*WORK TO COMPLETE*
The listing below should be copied in full, word for word.

*LISTED ENTRIES*
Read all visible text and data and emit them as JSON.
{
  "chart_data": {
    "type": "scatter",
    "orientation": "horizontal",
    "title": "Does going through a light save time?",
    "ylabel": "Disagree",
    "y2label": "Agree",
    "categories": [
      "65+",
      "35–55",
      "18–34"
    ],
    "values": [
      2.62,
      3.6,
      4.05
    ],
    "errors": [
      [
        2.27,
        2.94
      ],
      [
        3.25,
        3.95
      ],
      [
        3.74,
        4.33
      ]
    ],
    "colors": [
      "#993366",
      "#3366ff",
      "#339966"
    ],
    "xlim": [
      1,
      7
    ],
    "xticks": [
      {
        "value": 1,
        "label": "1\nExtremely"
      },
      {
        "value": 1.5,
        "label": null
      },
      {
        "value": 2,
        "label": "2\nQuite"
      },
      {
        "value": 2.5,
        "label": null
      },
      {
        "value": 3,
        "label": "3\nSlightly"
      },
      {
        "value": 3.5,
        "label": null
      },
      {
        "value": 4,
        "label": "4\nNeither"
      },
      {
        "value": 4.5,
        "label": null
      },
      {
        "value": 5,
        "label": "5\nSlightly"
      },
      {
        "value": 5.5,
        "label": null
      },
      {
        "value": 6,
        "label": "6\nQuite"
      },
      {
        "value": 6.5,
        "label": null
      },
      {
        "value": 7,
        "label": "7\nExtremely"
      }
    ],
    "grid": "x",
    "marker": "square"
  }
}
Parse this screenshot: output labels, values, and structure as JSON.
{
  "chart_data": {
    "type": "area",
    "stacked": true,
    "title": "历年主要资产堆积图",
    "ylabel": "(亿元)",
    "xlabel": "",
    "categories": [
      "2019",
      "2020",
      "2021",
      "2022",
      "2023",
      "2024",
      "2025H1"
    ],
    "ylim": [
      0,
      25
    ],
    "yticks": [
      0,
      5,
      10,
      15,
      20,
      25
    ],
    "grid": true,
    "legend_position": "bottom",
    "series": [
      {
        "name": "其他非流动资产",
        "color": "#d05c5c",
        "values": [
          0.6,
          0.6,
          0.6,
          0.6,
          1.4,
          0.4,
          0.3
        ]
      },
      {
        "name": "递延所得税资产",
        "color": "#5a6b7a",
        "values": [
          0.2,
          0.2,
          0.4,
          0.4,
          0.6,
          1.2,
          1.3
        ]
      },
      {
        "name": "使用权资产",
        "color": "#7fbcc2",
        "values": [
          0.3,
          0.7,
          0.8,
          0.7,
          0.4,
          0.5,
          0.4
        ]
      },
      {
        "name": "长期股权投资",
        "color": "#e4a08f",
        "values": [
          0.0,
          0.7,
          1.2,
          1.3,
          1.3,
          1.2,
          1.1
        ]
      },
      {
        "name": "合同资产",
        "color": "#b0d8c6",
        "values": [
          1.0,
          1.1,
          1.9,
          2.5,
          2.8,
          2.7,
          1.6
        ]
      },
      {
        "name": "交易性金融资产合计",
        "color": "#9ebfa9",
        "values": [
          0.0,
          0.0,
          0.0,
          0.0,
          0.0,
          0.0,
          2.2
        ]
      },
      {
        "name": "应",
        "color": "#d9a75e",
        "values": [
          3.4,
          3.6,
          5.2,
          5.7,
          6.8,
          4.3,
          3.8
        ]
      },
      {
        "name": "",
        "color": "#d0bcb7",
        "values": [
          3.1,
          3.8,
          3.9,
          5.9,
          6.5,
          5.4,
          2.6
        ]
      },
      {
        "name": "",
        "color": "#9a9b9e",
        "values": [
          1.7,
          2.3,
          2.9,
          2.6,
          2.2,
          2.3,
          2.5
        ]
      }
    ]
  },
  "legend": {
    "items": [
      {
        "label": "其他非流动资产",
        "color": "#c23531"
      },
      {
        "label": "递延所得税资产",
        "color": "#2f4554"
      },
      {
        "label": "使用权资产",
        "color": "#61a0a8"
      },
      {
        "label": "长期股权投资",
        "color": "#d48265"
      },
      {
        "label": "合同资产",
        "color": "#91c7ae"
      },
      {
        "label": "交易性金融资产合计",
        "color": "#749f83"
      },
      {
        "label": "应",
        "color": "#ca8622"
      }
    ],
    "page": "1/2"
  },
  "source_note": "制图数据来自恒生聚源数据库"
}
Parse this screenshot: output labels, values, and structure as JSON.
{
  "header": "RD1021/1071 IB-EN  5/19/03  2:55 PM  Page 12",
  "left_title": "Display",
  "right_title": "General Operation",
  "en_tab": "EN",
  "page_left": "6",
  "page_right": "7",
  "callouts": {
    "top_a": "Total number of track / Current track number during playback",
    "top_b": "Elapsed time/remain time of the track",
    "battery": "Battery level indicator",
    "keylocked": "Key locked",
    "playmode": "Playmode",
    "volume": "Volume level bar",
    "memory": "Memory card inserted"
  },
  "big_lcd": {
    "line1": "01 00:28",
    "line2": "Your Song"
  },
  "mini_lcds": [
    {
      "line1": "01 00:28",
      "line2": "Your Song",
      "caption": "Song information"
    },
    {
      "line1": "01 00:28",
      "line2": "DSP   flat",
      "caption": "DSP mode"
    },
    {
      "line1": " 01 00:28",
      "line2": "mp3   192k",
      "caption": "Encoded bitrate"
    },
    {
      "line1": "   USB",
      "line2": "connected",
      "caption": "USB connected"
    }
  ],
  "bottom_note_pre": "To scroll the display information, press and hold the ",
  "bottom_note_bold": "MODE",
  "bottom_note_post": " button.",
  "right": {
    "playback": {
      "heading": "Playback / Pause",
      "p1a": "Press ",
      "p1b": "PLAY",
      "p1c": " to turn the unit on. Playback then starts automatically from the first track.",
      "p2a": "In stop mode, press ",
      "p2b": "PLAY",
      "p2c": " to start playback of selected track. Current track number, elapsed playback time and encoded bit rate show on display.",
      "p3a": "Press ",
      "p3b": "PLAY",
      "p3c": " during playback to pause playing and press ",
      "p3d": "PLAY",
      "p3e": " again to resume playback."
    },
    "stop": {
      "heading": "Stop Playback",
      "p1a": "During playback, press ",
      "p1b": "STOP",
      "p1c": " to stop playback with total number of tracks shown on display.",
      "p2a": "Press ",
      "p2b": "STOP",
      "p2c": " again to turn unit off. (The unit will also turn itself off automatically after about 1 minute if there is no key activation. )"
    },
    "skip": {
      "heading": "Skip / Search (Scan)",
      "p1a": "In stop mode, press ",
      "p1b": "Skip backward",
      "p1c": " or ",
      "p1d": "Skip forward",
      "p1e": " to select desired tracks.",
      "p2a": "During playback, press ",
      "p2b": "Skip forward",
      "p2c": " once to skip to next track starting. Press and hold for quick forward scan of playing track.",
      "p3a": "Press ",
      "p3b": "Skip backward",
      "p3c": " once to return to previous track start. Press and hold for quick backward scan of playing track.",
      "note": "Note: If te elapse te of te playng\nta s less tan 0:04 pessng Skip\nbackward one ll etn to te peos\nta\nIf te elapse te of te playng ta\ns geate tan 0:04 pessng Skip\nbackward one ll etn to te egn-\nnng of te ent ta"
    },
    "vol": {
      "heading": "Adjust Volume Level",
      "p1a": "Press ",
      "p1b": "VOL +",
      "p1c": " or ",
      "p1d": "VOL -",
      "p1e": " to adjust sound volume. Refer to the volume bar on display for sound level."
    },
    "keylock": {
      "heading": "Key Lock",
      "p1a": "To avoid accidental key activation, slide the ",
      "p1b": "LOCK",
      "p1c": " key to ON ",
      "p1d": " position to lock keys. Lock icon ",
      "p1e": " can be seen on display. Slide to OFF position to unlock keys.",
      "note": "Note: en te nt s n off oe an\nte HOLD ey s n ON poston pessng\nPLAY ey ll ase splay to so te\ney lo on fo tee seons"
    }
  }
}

*FINAL ANSWER*
Read all visible text and data and emit them as JSON.
{
  "chart_data": {
    "type": "scatter",
    "orientation": "horizontal",
    "title": "Does going through a light save time?",
    "ylabel": "Disagree",
    "y2label": "Agree",
    "categories": [
      "65+",
      "35–55",
      "18–34"
    ],
    "values": [
      2.62,
      3.6,
      4.05
    ],
    "errors": [
      [
        2.27,
        2.94
      ],
      [
        3.25,
        3.95
      ],
      [
        3.74,
        4.33
      ]
    ],
    "colors": [
      "#993366",
      "#3366ff",
      "#339966"
    ],
    "xlim": [
      1,
      7
    ],
    "xticks": [
      {
        "value": 1,
        "label": "1\nExtremely"
      },
      {
        "value": 1.5,
        "label": null
      },
      {
        "value": 2,
        "label": "2\nQuite"
      },
      {
        "value": 2.5,
        "label": null
      },
      {
        "value": 3,
        "label": "3\nSlightly"
      },
      {
        "value": 3.5,
        "label": null
      },
      {
        "value": 4,
        "label": "4\nNeither"
      },
      {
        "value": 4.5,
        "label": null
      },
      {
        "value": 5,
        "label": "5\nSlightly"
      },
      {
        "value": 5.5,
        "label": null
      },
      {
        "value": 6,
        "label": "6\nQuite"
      },
      {
        "value": 6.5,
        "label": null
      },
      {
        "value": 7,
        "label": "7\nExtremely"
      }
    ],
    "grid": "x",
    "marker": "square"
  }
}
Parse this screenshot: output labels, values, and structure as JSON.
{
  "chart_data": {
    "type": "area",
    "stacked": true,
    "title": "历年主要资产堆积图",
    "ylabel": "(亿元)",
    "xlabel": "",
    "categories": [
      "2019",
      "2020",
      "2021",
      "2022",
      "2023",
      "2024",
      "2025H1"
    ],
    "ylim": [
      0,
      25
    ],
    "yticks": [
      0,
      5,
      10,
      15,
      20,
      25
    ],
    "grid": true,
    "legend_position": "bottom",
    "series": [
      {
        "name": "其他非流动资产",
        "color": "#d05c5c",
        "values": [
          0.6,
          0.6,
          0.6,
          0.6,
          1.4,
          0.4,
          0.3
        ]
      },
      {
        "name": "递延所得税资产",
        "color": "#5a6b7a",
        "values": [
          0.2,
          0.2,
          0.4,
          0.4,
          0.6,
          1.2,
          1.3
        ]
      },
      {
        "name": "使用权资产",
        "color": "#7fbcc2",
        "values": [
          0.3,
          0.7,
          0.8,
          0.7,
          0.4,
          0.5,
          0.4
        ]
      },
      {
        "name": "长期股权投资",
        "color": "#e4a08f",
        "values": [
          0.0,
          0.7,
          1.2,
          1.3,
          1.3,
          1.2,
          1.1
        ]
      },
      {
        "name": "合同资产",
        "color": "#b0d8c6",
        "values": [
          1.0,
          1.1,
          1.9,
          2.5,
          2.8,
          2.7,
          1.6
        ]
      },
      {
        "name": "交易性金融资产合计",
        "color": "#9ebfa9",
        "values": [
          0.0,
          0.0,
          0.0,
          0.0,
          0.0,
          0.0,
          2.2
        ]
      },
      {
        "name": "应",
        "color": "#d9a75e",
        "values": [
          3.4,
          3.6,
          5.2,
          5.7,
          6.8,
          4.3,
          3.8
        ]
      },
      {
        "name": "",
        "color": "#d0bcb7",
        "values": [
          3.1,
          3.8,
          3.9,
          5.9,
          6.5,
          5.4,
          2.6
        ]
      },
      {
        "name": "",
        "color": "#9a9b9e",
        "values": [
          1.7,
          2.3,
          2.9,
          2.6,
          2.2,
          2.3,
          2.5
        ]
      }
    ]
  },
  "legend": {
    "items": [
      {
        "label": "其他非流动资产",
        "color": "#c23531"
      },
      {
        "label": "递延所得税资产",
        "color": "#2f4554"
      },
      {
        "label": "使用权资产",
        "color": "#61a0a8"
      },
      {
        "label": "长期股权投资",
        "color": "#d48265"
      },
      {
        "label": "合同资产",
        "color": "#91c7ae"
      },
      {
        "label": "交易性金融资产合计",
        "color": "#749f83"
      },
      {
        "label": "应",
        "color": "#ca8622"
      }
    ],
    "page": "1/2"
  },
  "source_note": "制图数据来自恒生聚源数据库"
}
Parse this screenshot: output labels, values, and structure as JSON.
{
  "header": "RD1021/1071 IB-EN  5/19/03  2:55 PM  Page 12",
  "left_title": "Display",
  "right_title": "General Operation",
  "en_tab": "EN",
  "page_left": "6",
  "page_right": "7",
  "callouts": {
    "top_a": "Total number of track / Current track number during playback",
    "top_b": "Elapsed time/remain time of the track",
    "battery": "Battery level indicator",
    "keylocked": "Key locked",
    "playmode": "Playmode",
    "volume": "Volume level bar",
    "memory": "Memory card inserted"
  },
  "big_lcd": {
    "line1": "01 00:28",
    "line2": "Your Song"
  },
  "mini_lcds": [
    {
      "line1": "01 00:28",
      "line2": "Your Song",
      "caption": "Song information"
    },
    {
      "line1": "01 00:28",
      "line2": "DSP   flat",
      "caption": "DSP mode"
    },
    {
      "line1": " 01 00:28",
      "line2": "mp3   192k",
      "caption": "Encoded bitrate"
    },
    {
      "line1": "   USB",
      "line2": "connected",
      "caption": "USB connected"
    }
  ],
  "bottom_note_pre": "To scroll the display information, press and hold the ",
  "bottom_note_bold": "MODE",
  "bottom_note_post": " button.",
  "right": {
    "playback": {
      "heading": "Playback / Pause",
      "p1a": "Press ",
      "p1b": "PLAY",
      "p1c": " to turn the unit on. Playback then starts automatically from the first track.",
      "p2a": "In stop mode, press ",
      "p2b": "PLAY",
      "p2c": " to start playback of selected track. Current track number, elapsed playback time and encoded bit rate show on display.",
      "p3a": "Press ",
      "p3b": "PLAY",
      "p3c": " during playback to pause playing and press ",
      "p3d": "PLAY",
      "p3e": " again to resume playback."
    },
    "stop": {
      "heading": "Stop Playback",
      "p1a": "During playback, press ",
      "p1b": "STOP",
      "p1c": " to stop playback with total number of tracks shown on display.",
      "p2a": "Press ",
      "p2b": "STOP",
      "p2c": " again to turn unit off. (The unit will also turn itself off automatically after about 1 minute if there is no key activation. )"
    },
    "skip": {
      "heading": "Skip / Search (Scan)",
      "p1a": "In stop mode, press ",
      "p1b": "Skip backward",
      "p1c": " or ",
      "p1d": "Skip forward",
      "p1e": " to select desired tracks.",
      "p2a": "During playback, press ",
      "p2b": "Skip forward",
      "p2c": " once to skip to next track starting. Press and hold for quick forward scan of playing track.",
      "p3a": "Press ",
      "p3b": "Skip backward",
      "p3c": " once to return to previous track start. Press and hold for quick backward scan of playing track.",
      "note": "Note: If te elapse te of te playng\nta s less tan 0:04 pessng Skip\nbackward one ll etn to te peos\nta\nIf te elapse te of te playng ta\ns geate tan 0:04 pessng Skip\nbackward one ll etn to te egn-\nnng of te ent ta"
    },
    "vol": {
      "heading": "Adjust Volume Level",
      "p1a": "Press ",
      "p1b": "VOL +",
      "p1c": " or ",
      "p1d": "VOL -",
      "p1e": " to adjust sound volume. Refer to the volume bar on display for sound level."
    },
    "keylock": {
      "heading": "Key Lock",
      "p1a": "To avoid accidental key activation, slide the ",
      "p1b": "LOCK",
      "p1c": " key to ON ",
      "p1d": " position to lock keys. Lock icon ",
      "p1e": " can be seen on display. Slide to OFF position to unlock keys.",
      "note": "Note: en te nt s n off oe an\nte HOLD ey s n ON poston pessng\nPLAY ey ll ase splay to so te\ney lo on fo tee seons"
    }
  }
}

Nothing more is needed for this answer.